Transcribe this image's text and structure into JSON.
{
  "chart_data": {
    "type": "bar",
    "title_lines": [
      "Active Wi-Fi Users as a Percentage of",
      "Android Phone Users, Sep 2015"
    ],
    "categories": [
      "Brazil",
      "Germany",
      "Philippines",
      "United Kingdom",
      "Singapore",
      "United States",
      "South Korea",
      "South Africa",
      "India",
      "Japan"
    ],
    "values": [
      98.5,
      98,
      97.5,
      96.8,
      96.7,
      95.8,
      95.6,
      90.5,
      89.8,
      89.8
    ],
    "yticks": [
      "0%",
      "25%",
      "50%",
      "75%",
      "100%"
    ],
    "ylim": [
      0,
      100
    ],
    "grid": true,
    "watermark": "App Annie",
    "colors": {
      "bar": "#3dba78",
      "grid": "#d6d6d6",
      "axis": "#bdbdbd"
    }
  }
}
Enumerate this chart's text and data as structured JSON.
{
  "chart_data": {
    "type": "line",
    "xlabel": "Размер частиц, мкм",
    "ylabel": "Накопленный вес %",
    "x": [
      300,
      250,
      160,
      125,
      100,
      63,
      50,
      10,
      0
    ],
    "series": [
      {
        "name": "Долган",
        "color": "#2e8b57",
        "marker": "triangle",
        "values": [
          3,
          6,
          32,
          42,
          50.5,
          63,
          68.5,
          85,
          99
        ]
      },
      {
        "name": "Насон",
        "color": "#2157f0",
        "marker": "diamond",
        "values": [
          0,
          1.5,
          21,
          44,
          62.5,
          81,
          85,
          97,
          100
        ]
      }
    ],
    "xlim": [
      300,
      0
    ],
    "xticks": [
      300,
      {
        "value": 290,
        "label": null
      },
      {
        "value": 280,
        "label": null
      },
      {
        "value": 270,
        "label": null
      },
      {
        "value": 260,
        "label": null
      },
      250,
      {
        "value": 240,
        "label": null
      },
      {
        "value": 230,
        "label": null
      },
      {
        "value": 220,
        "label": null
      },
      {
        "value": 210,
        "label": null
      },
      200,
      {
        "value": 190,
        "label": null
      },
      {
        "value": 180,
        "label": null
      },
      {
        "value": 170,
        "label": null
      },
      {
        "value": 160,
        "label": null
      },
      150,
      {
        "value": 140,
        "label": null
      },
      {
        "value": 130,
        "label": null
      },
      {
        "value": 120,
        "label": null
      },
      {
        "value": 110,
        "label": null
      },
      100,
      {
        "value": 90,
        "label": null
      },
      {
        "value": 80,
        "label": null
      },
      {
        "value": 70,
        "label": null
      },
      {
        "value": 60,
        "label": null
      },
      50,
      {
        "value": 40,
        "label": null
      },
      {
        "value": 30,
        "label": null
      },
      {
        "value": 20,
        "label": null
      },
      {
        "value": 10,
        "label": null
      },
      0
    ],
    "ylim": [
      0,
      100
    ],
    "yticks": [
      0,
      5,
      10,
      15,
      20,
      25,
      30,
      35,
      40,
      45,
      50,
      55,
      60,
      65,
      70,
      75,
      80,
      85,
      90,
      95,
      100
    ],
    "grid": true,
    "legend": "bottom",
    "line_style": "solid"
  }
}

::::::::

> PROBLEM TO SOLVE:
Find every line in the records above that contains the word "this", and copy each one.

> EXERCISE ANSWER:
Transcribe this image's text and structure into JSON.
Enumerate this chart's text and data as structured JSON.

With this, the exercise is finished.